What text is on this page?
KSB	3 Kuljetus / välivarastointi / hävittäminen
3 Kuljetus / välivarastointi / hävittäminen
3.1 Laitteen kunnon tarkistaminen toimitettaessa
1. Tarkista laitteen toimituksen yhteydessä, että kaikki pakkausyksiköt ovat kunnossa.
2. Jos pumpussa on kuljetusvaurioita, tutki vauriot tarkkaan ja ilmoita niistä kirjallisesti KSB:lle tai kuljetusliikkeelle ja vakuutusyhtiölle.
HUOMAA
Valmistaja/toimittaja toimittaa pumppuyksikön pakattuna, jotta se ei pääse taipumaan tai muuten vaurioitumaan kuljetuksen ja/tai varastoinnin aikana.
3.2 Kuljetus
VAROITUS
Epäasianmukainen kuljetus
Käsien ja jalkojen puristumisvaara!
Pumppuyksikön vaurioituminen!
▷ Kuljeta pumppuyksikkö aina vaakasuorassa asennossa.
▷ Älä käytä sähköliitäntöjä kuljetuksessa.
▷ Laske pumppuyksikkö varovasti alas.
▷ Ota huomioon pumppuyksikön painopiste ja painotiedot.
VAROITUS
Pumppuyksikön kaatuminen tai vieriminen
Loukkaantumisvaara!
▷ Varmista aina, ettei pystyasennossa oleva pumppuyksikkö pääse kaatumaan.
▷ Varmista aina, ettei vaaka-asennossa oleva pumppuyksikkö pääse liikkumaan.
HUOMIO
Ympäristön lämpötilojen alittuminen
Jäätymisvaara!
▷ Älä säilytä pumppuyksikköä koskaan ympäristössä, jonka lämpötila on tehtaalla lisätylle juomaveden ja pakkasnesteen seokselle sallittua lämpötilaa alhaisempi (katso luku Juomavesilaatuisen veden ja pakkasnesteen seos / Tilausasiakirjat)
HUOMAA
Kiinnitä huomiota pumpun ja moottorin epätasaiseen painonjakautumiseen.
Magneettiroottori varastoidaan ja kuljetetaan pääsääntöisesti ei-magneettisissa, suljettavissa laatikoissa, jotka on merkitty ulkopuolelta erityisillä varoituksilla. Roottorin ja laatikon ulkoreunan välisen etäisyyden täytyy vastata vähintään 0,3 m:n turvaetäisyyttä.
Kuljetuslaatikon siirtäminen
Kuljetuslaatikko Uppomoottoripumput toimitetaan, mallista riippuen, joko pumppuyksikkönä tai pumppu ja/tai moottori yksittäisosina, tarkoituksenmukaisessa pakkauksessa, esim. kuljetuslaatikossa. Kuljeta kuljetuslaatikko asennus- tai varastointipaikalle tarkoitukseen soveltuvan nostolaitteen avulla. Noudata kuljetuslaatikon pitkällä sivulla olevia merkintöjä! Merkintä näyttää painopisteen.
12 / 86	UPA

--------------------

The records above should be returned exactly.

What text is on this page?
KSB	3 Kuljetus / välivarastointi / hävittäminen
3 Kuljetus / välivarastointi / hävittäminen
3.1 Laitteen kunnon tarkistaminen toimitettaessa
1. Tarkista laitteen toimituksen yhteydessä, että kaikki pakkausyksiköt ovat kunnossa.
2. Jos pumpussa on kuljetusvaurioita, tutki vauriot tarkkaan ja ilmoita niistä kirjallisesti KSB:lle tai kuljetusliikkeelle ja vakuutusyhtiölle.
HUOMAA
Valmistaja/toimittaja toimittaa pumppuyksikön pakattuna, jotta se ei pääse taipumaan tai muuten vaurioitumaan kuljetuksen ja/tai varastoinnin aikana.
3.2 Kuljetus
VAROITUS
Epäasianmukainen kuljetus
Käsien ja jalkojen puristumisvaara!
Pumppuyksikön vaurioituminen!
▷ Kuljeta pumppuyksikkö aina vaakasuorassa asennossa.
▷ Älä käytä sähköliitäntöjä kuljetuksessa.
▷ Laske pumppuyksikkö varovasti alas.
▷ Ota huomioon pumppuyksikön painopiste ja painotiedot.
VAROITUS
Pumppuyksikön kaatuminen tai vieriminen
Loukkaantumisvaara!
▷ Varmista aina, ettei pystyasennossa oleva pumppuyksikkö pääse kaatumaan.
▷ Varmista aina, ettei vaaka-asennossa oleva pumppuyksikkö pääse liikkumaan.
HUOMIO
Ympäristön lämpötilojen alittuminen
Jäätymisvaara!
▷ Älä säilytä pumppuyksikköä koskaan ympäristössä, jonka lämpötila on tehtaalla lisätylle juomaveden ja pakkasnesteen seokselle sallittua lämpötilaa alhaisempi (katso luku Juomavesilaatuisen veden ja pakkasnesteen seos / Tilausasiakirjat)
HUOMAA
Kiinnitä huomiota pumpun ja moottorin epätasaiseen painonjakautumiseen.
Magneettiroottori varastoidaan ja kuljetetaan pääsääntöisesti ei-magneettisissa, suljettavissa laatikoissa, jotka on merkitty ulkopuolelta erityisillä varoituksilla. Roottorin ja laatikon ulkoreunan välisen etäisyyden täytyy vastata vähintään 0,3 m:n turvaetäisyyttä.
Kuljetuslaatikon siirtäminen
Kuljetuslaatikko Uppomoottoripumput toimitetaan, mallista riippuen, joko pumppuyksikkönä tai pumppu ja/tai moottori yksittäisosina, tarkoituksenmukaisessa pakkauksessa, esim. kuljetuslaatikossa. Kuljeta kuljetuslaatikko asennus- tai varastointipaikalle tarkoitukseen soveltuvan nostolaitteen avulla. Noudata kuljetuslaatikon pitkällä sivulla olevia merkintöjä! Merkintä näyttää painopisteen.
12 / 86	UPA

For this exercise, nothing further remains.